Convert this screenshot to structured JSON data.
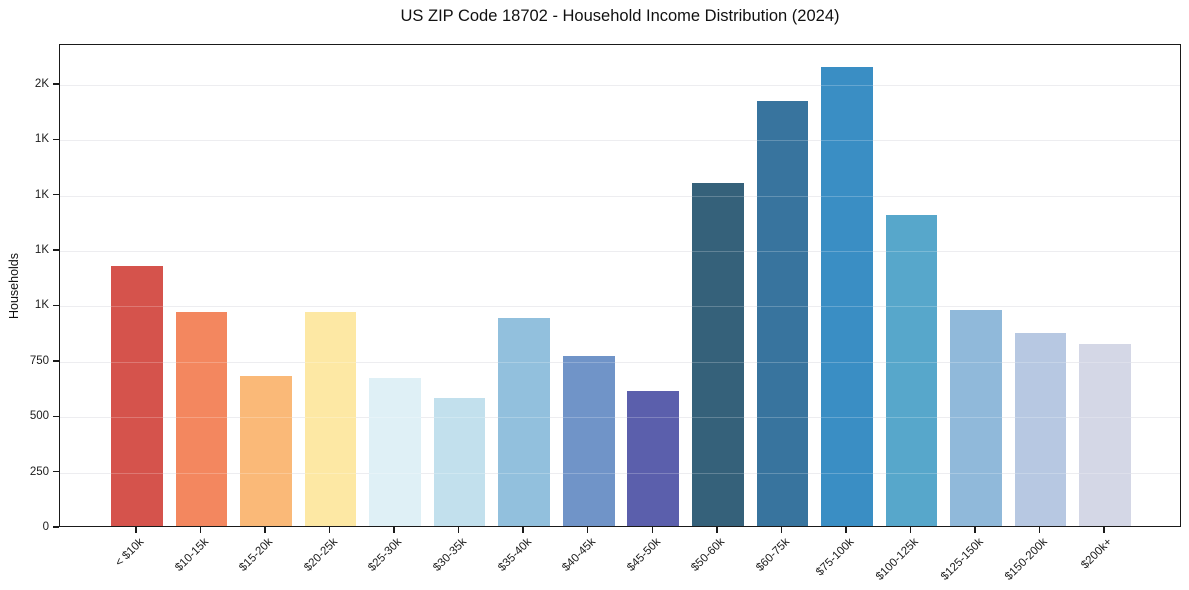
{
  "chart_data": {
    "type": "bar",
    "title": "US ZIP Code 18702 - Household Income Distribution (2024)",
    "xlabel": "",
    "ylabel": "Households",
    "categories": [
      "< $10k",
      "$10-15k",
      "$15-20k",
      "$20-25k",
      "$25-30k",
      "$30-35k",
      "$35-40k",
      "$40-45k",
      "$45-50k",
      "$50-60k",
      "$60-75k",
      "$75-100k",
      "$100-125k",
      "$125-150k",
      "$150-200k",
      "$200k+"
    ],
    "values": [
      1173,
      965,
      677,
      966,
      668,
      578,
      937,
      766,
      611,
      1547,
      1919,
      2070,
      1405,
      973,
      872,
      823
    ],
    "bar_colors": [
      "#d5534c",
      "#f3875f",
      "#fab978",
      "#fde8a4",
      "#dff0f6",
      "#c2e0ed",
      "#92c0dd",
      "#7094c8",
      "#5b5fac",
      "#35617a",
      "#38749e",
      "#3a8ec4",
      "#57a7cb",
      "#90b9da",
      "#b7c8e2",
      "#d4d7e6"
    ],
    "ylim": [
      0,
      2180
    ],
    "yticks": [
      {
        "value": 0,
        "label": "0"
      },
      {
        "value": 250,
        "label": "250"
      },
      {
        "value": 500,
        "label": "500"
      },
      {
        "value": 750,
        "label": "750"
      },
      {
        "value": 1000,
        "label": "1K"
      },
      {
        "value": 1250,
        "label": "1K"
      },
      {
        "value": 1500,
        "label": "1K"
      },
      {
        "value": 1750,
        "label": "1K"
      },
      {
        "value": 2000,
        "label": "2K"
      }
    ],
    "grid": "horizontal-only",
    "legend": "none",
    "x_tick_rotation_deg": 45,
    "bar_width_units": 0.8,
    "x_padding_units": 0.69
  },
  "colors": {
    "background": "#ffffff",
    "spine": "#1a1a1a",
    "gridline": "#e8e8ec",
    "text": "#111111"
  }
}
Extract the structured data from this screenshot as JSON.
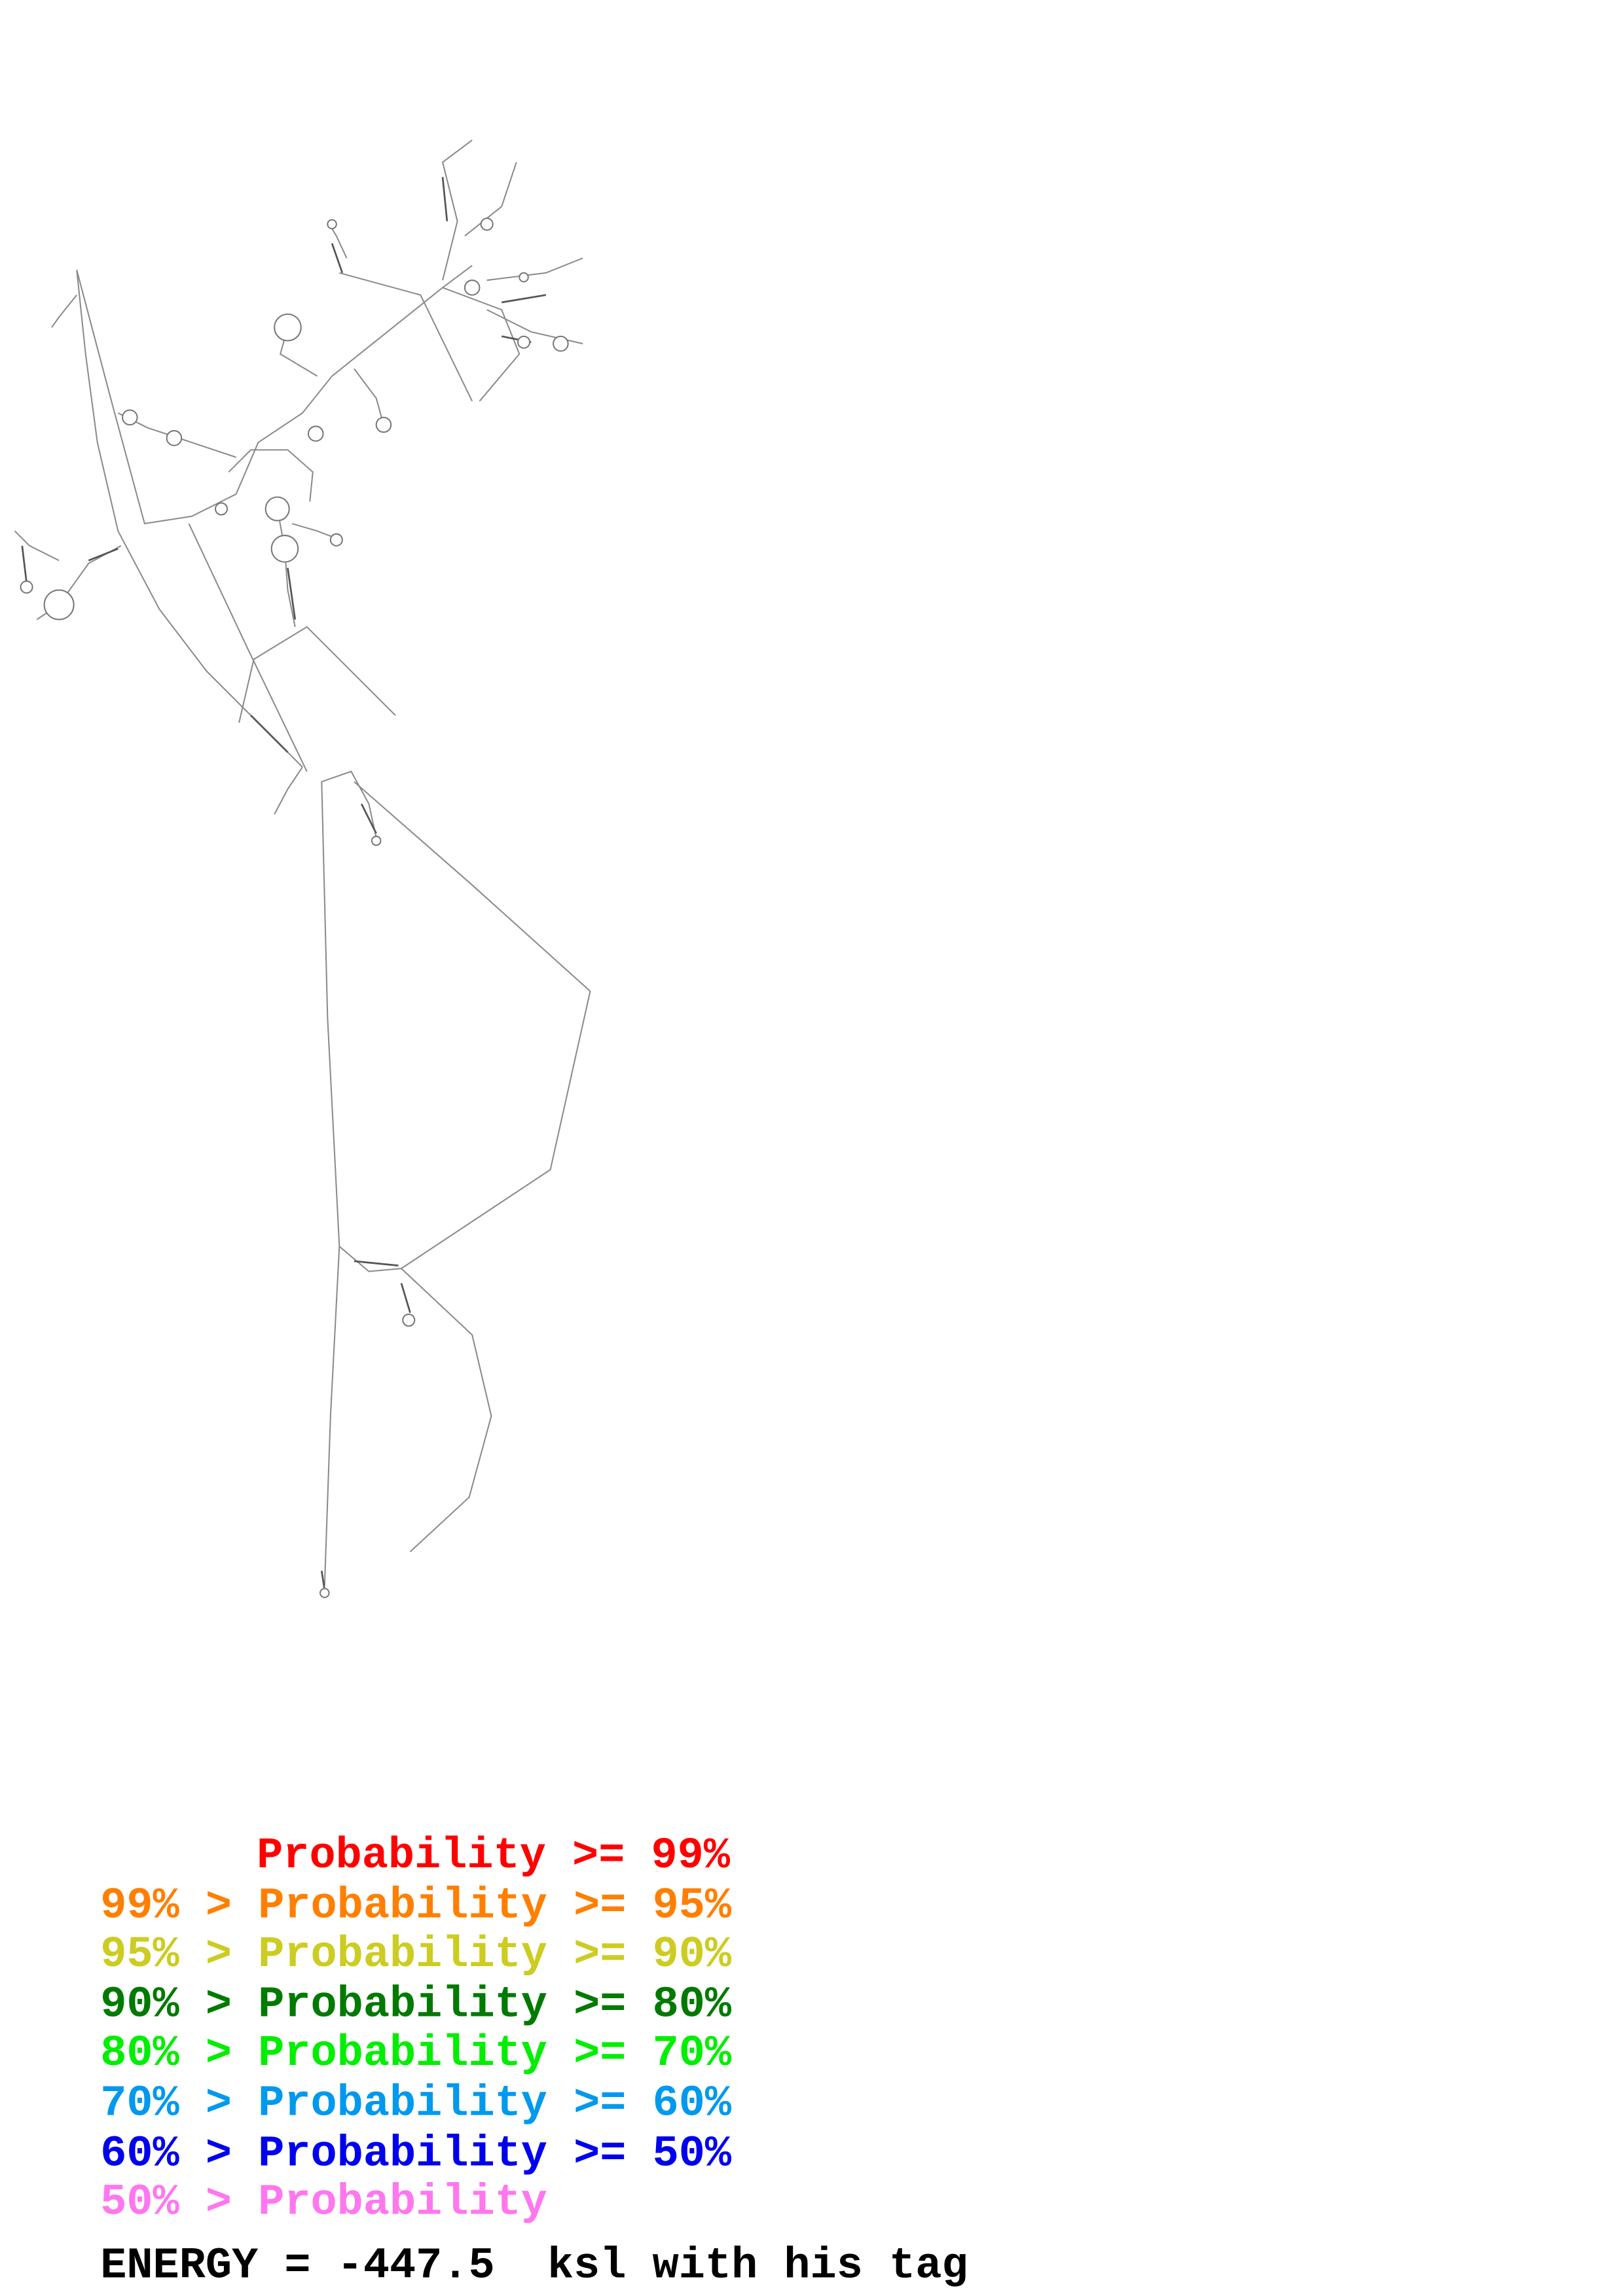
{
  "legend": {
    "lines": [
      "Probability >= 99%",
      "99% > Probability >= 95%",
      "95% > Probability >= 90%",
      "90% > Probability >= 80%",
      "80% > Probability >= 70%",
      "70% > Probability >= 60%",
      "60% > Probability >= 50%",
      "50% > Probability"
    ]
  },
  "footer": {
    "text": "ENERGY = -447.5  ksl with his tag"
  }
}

WHAT IS ASKED ::
All of the lines above should be printed exactly, minus the pictures.

RESULT FOR THIS TASK ::
Convert this screenshot to structured JSON data.
{
  "chart_data": {
    "type": "bar",
    "title": "US ZIP Code 18702 - Household Income Distribution (2024)",
    "xlabel": "",
    "ylabel": "Households",
    "categories": [
      "< $10k",
      "$10-15k",
      "$15-20k",
      "$20-25k",
      "$25-30k",
      "$30-35k",
      "$35-40k",
      "$40-45k",
      "$45-50k",
      "$50-60k",
      "$60-75k",
      "$75-100k",
      "$100-125k",
      "$125-150k",
      "$150-200k",
      "$200k+"
    ],
    "values": [
      1173,
      965,
      677,
      966,
      668,
      578,
      937,
      766,
      611,
      1547,
      1919,
      2070,
      1405,
      973,
      872,
      823
    ],
    "bar_colors": [
      "#d5534c",
      "#f3875f",
      "#fab978",
      "#fde8a4",
      "#dff0f6",
      "#c2e0ed",
      "#92c0dd",
      "#7094c8",
      "#5b5fac",
      "#35617a",
      "#38749e",
      "#3a8ec4",
      "#57a7cb",
      "#90b9da",
      "#b7c8e2",
      "#d4d7e6"
    ],
    "ylim": [
      0,
      2180
    ],
    "yticks": [
      {
        "value": 0,
        "label": "0"
      },
      {
        "value": 250,
        "label": "250"
      },
      {
        "value": 500,
        "label": "500"
      },
      {
        "value": 750,
        "label": "750"
      },
      {
        "value": 1000,
        "label": "1K"
      },
      {
        "value": 1250,
        "label": "1K"
      },
      {
        "value": 1500,
        "label": "1K"
      },
      {
        "value": 1750,
        "label": "1K"
      },
      {
        "value": 2000,
        "label": "2K"
      }
    ],
    "grid": "horizontal-only",
    "legend": "none",
    "x_tick_rotation_deg": 45,
    "bar_width_units": 0.8,
    "x_padding_units": 0.69
  },
  "colors": {
    "background": "#ffffff",
    "spine": "#1a1a1a",
    "gridline": "#e8e8ec",
    "text": "#111111"
  }
}
Extract the structured data from this screenshot as JSON.
{
  "legend": {
    "lines": [
      "Probability >= 99%",
      "99% > Probability >= 95%",
      "95% > Probability >= 90%",
      "90% > Probability >= 80%",
      "80% > Probability >= 70%",
      "70% > Probability >= 60%",
      "60% > Probability >= 50%",
      "50% > Probability"
    ]
  },
  "footer": {
    "text": "ENERGY = -447.5  ksl with his tag"
  }
}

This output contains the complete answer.